## Assigned task A
Retype the stretch of the article on Netflix ratings below, from "Wurtzel believes he" through "the technology work?", without changing anything.
## Assigned task B
Write the next part of the article on Netflix ratings below, continuing past its final line.

Netflix won’t release their ratings: meet the man who has a solution

It is well known that Netflix does not release its ratings.

As a result, its competition (who also happen to be sources of Netflix content) doesn’t have the slightest clue as to how many people actually tune into Netflix original series.

Recently, however, in the true spirit of competition, NBC’s head of research, Alan Wurtzel claimed to have gotten ahold of these evasive ratings. Wurtzel enlisted the help of Symphony Advanced Media, a company that developed a system for calculating Netflix’s ratings.

Wurtzel believes he has the answers; Netflix contends otherwise.

For more on Symphony, their methodology, and being suddenly thrust into the Netflix vs. networks ratings war, Found Remote spoke with Symphony CEO, Charlie Buchwalter:

Found Remote: What does Symphony do, and how does the technology work?

## Available data
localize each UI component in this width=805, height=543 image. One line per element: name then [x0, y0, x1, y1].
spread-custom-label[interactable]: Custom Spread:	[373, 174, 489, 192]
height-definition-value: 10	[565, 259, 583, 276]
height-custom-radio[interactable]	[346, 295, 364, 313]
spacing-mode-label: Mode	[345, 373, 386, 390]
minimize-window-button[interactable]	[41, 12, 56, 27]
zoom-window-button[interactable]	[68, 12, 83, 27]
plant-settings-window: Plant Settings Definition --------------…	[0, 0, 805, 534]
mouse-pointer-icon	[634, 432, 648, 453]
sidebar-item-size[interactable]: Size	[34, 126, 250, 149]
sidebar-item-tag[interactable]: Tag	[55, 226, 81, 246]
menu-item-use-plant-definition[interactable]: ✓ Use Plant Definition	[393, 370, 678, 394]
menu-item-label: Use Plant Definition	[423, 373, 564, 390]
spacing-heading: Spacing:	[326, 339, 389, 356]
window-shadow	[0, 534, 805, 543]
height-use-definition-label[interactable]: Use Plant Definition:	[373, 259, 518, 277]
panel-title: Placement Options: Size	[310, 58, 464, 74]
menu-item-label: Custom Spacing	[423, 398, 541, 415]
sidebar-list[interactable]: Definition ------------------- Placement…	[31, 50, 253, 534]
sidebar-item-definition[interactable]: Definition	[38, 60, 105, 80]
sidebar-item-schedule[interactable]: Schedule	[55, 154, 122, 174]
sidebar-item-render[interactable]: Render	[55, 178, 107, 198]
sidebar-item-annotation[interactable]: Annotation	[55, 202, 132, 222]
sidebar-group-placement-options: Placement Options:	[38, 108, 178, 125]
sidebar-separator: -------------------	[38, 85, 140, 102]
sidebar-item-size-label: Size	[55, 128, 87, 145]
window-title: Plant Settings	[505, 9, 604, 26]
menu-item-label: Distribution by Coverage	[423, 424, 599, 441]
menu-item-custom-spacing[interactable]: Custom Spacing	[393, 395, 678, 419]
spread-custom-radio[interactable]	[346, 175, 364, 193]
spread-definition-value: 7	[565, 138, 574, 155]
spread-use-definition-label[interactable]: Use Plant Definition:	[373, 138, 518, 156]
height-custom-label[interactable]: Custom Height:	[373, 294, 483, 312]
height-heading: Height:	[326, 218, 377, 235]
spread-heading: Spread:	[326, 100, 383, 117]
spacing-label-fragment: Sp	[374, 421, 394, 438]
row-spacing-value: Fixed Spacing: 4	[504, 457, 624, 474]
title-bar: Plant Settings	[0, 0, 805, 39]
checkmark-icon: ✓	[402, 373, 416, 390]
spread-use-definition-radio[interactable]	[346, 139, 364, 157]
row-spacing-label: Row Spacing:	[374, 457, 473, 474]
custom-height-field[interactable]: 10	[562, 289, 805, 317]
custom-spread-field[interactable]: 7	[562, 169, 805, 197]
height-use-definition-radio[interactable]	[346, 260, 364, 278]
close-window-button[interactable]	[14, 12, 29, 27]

## Response box A
Wurtzel believes he has the answers; Netflix contends otherwise.

For more on Symphony, their methodology, and being suddenly thrust into the Netflix vs. networks ratings war, Found Remote spoke with Symphony CEO, Charlie Buchwalter:

Found Remote: What does Symphony do, and how does the technology work?

## Response box B
Charlie Buchwalter: Symphony Advanced Media (SymphonyAM) is a data technology and research firm that measures integrated cross-media consumption. Our business is based on a couple of key foundations. The first is a patented technology that, when present on mobile devices or desktops, tracks an individual’s “day-in-the-life” cross media exposure to TV, including video, online web visitation, app usage and social. The second is a panel of mobile device and PC owners that serves as the basis of our data collection efforts. The panel count was 15,000 at the end of 2015, projected to grow to 20,000 by the end of the first quarter of 2016, and is designed to be fully representative of the US TV-household population.

FR: Before the partnership with NBC, how were media companies using Symphony?

Buchwalter: Since inception, SymphonyAM has provided insights into consumers cross media behavior. In late 2012, the Coalition for Innovative Media Measurement (CIMM) tapped SymphonyAM to demonstrate how our technology tracks cross media advertising campaigns, which were and continue to be, one of our lines of business. Other companies, who were interested in more fully understanding consumer usage of mobile devices, purchased mobile data from us to add depth and context to their own information sources, and this became another business line. During 2014, clients encouraged us to create a self-serve system that would allow them to delve into the unique TV/video data that our technology uniquely tracks (viewership beyond the industry Live+7 currency as well as insights into streaming originals including bingeing behavior), and that lead to the launch of our VideoPulse™ service last September, which is currently being used by numerous media companies.

FR: Do you believe Symphony is currently the most accurate way to measure TV consumption?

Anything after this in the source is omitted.